--- Start of Available data ---

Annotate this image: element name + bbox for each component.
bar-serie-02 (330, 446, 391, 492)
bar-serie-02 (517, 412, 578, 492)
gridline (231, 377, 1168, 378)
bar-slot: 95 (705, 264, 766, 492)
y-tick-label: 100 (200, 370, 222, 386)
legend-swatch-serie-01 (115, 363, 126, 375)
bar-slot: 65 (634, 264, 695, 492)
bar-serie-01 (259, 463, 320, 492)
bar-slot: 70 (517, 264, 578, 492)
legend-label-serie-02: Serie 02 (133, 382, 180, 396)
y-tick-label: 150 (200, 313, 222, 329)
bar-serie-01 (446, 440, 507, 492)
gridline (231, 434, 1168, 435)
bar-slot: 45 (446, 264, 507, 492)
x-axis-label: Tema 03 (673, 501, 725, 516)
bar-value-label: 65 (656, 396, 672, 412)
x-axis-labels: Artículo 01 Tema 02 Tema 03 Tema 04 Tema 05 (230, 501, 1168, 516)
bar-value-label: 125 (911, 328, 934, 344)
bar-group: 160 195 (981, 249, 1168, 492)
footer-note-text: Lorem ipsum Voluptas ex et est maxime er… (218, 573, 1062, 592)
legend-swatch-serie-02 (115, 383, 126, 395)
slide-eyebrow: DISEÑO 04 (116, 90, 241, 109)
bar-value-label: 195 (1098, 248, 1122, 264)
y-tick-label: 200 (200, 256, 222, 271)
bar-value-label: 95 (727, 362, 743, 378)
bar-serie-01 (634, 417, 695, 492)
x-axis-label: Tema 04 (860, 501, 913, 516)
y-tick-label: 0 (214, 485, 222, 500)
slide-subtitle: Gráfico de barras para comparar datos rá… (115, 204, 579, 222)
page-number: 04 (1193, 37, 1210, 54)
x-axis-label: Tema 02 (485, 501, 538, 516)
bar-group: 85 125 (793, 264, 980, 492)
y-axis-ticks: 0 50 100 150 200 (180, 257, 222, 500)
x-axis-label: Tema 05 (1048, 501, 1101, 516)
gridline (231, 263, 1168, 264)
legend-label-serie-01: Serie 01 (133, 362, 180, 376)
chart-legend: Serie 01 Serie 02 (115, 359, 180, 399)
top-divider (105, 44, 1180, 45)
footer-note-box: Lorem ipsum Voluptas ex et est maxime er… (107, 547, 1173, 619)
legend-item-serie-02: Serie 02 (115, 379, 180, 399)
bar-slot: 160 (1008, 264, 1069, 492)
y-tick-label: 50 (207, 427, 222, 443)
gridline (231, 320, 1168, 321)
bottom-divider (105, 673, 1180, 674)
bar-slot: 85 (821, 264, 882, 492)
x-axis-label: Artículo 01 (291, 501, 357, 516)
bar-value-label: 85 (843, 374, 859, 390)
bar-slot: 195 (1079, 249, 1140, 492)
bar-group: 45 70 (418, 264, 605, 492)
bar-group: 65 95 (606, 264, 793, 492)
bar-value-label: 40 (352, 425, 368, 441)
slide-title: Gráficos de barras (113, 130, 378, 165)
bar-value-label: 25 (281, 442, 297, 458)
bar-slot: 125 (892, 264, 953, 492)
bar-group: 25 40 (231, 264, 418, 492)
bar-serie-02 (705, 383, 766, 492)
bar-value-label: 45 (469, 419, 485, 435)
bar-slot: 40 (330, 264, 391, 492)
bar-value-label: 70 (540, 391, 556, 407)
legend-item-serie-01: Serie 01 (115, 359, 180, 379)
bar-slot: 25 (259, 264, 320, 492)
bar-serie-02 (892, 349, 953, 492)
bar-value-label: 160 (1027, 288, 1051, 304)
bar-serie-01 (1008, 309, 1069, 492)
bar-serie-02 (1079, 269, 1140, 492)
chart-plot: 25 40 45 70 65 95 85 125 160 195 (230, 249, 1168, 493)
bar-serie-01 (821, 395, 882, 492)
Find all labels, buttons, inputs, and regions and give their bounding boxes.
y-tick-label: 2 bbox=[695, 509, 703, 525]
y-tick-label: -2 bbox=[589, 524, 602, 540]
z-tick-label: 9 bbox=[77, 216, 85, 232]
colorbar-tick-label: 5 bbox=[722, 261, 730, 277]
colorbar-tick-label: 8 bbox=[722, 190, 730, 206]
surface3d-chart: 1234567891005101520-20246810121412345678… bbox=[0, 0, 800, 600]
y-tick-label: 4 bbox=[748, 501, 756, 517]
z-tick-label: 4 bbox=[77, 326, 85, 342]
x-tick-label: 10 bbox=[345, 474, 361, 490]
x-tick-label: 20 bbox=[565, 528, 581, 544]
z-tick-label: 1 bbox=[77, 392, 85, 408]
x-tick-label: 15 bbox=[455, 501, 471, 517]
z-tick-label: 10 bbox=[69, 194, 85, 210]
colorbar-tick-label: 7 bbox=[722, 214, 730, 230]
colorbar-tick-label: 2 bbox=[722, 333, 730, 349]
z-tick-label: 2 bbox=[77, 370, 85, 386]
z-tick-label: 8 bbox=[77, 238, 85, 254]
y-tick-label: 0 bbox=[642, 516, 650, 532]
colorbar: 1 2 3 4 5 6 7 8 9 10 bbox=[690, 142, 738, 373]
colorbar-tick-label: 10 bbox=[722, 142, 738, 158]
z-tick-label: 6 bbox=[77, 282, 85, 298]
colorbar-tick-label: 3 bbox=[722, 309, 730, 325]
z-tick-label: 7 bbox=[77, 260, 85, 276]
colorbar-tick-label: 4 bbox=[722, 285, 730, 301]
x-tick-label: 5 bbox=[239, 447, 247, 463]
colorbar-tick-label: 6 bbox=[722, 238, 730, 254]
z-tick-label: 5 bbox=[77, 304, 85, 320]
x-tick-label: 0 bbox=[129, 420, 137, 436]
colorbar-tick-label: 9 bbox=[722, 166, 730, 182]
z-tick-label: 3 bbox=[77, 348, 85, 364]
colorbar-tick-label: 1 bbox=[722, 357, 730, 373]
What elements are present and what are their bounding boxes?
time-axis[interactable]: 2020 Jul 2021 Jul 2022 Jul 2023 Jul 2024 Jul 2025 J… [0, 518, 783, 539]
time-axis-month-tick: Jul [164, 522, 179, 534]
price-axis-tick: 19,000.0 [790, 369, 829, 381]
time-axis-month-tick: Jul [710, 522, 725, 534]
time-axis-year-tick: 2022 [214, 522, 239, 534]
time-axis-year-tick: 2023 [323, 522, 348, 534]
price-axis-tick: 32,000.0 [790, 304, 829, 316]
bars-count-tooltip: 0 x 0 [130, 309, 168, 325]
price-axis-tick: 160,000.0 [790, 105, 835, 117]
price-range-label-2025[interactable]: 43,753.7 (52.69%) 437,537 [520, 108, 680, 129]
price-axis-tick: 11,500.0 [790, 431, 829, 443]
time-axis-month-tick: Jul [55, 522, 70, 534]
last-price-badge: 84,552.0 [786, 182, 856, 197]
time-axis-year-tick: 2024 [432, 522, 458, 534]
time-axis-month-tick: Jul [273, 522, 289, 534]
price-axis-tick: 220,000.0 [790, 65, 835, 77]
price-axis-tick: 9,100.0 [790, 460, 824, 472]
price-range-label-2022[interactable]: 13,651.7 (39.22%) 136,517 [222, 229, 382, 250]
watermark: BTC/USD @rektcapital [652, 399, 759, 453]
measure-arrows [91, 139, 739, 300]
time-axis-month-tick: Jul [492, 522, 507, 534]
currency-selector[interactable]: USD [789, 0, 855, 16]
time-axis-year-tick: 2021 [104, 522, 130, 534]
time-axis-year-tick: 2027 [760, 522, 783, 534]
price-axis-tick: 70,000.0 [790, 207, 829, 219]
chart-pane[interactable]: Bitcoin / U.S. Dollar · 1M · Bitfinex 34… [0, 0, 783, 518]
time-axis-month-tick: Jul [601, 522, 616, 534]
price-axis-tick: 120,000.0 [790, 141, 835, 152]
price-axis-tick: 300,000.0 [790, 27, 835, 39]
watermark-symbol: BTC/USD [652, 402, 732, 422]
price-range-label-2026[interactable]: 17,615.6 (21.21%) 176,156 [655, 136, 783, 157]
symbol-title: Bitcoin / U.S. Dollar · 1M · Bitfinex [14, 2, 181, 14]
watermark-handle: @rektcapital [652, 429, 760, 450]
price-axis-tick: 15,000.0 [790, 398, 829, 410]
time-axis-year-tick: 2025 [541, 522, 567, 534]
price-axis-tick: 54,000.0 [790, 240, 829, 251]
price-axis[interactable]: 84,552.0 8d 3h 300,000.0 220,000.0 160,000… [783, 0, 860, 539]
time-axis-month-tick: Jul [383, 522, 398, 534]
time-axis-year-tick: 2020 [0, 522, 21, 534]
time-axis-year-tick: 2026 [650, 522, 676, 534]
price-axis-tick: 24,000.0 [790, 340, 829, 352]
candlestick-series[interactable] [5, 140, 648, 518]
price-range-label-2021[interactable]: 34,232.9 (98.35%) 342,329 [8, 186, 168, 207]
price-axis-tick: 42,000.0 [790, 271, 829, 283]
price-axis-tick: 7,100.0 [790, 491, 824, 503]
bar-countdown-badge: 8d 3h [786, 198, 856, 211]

--- End of Available data ---

- Problem to solve: Copy the rows word for word. Start with the first row and stop after the line that contains "bar-slot: 70 (517, 264, 578, 492)", including both.

- Reply to the exercise:
Annotate this image: element name + bbox for each component.
bar-serie-02 (330, 446, 391, 492)
bar-serie-02 (517, 412, 578, 492)
gridline (231, 377, 1168, 378)
bar-slot: 95 (705, 264, 766, 492)
y-tick-label: 100 (200, 370, 222, 386)
legend-swatch-serie-01 (115, 363, 126, 375)
bar-slot: 65 (634, 264, 695, 492)
bar-serie-01 (259, 463, 320, 492)
bar-slot: 70 (517, 264, 578, 492)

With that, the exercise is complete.